[REQUIREMENT] Display every line of the rows below that contains the string "guideways".

— Start —

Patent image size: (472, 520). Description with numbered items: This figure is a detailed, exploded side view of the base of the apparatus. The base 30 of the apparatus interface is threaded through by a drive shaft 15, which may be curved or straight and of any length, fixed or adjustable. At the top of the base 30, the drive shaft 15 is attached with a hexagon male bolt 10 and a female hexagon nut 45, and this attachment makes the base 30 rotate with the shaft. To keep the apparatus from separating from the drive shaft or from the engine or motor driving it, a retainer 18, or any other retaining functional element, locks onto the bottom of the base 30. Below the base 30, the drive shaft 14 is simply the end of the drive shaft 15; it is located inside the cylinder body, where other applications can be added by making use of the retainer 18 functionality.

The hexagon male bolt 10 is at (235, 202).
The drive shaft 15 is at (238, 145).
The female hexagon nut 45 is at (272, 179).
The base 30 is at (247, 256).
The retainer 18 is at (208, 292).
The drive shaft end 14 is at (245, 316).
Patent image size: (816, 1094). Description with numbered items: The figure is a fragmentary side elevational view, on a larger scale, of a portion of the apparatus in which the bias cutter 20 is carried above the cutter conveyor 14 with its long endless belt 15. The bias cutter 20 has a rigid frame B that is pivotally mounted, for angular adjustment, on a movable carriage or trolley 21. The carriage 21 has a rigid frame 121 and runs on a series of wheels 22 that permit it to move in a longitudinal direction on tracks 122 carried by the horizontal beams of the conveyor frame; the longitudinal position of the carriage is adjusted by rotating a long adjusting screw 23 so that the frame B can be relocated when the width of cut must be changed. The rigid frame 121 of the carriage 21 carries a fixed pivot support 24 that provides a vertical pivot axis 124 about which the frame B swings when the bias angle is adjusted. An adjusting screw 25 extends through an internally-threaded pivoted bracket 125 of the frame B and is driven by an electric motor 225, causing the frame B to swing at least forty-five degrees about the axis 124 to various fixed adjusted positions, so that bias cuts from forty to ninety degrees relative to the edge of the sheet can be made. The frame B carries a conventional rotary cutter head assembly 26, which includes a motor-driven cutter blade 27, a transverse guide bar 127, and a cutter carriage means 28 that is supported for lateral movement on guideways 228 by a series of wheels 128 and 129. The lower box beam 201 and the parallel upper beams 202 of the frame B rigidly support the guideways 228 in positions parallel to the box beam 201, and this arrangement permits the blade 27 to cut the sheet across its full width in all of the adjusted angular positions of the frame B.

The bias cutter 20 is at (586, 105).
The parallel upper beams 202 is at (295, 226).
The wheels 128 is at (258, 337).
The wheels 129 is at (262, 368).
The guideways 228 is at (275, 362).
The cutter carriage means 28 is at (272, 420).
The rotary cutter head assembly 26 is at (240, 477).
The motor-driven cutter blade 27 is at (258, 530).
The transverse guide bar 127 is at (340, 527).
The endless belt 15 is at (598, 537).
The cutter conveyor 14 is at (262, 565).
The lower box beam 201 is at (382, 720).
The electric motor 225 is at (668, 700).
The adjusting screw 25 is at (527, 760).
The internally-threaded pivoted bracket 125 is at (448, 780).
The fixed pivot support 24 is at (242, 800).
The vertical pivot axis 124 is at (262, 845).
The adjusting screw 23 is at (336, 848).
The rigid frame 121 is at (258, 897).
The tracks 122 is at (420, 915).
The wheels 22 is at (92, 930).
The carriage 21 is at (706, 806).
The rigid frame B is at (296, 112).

— End —

[FULL OUTPUT]
Patent image size: (816, 1094). Description with numbered items: The figure is a fragmentary side elevational view, on a larger scale, of a portion of the apparatus in which the bias cutter 20 is carried above the cutter conveyor 14 with its long endless belt 15. The bias cutter 20 has a rigid frame B that is pivotally mounted, for angular adjustment, on a movable carriage or trolley 21. The carriage 21 has a rigid frame 121 and runs on a series of wheels 22 that permit it to move in a longitudinal direction on tracks 122 carried by the horizontal beams of the conveyor frame; the longitudinal position of the carriage is adjusted by rotating a long adjusting screw 23 so that the frame B can be relocated when the width of cut must be changed. The rigid frame 121 of the carriage 21 carries a fixed pivot support 24 that provides a vertical pivot axis 124 about which the frame B swings when the bias angle is adjusted. An adjusting screw 25 extends through an internally-threaded pivoted bracket 125 of the frame B and is driven by an electric motor 225, causing the frame B to swing at least forty-five degrees about the axis 124 to various fixed adjusted positions, so that bias cuts from forty to ninety degrees relative to the edge of the sheet can be made. The frame B carries a conventional rotary cutter head assembly 26, which includes a motor-driven cutter blade 27, a transverse guide bar 127, and a cutter carriage means 28 that is supported for lateral movement on guideways 228 by a series of wheels 128 and 129. The lower box beam 201 and the parallel upper beams 202 of the frame B rigidly support the guideways 228 in positions parallel to the box beam 201, and this arrangement permits the blade 27 to cut the sheet across its full width in all of the adjusted angular positions of the frame B.
The guideways 228 is at (275, 362).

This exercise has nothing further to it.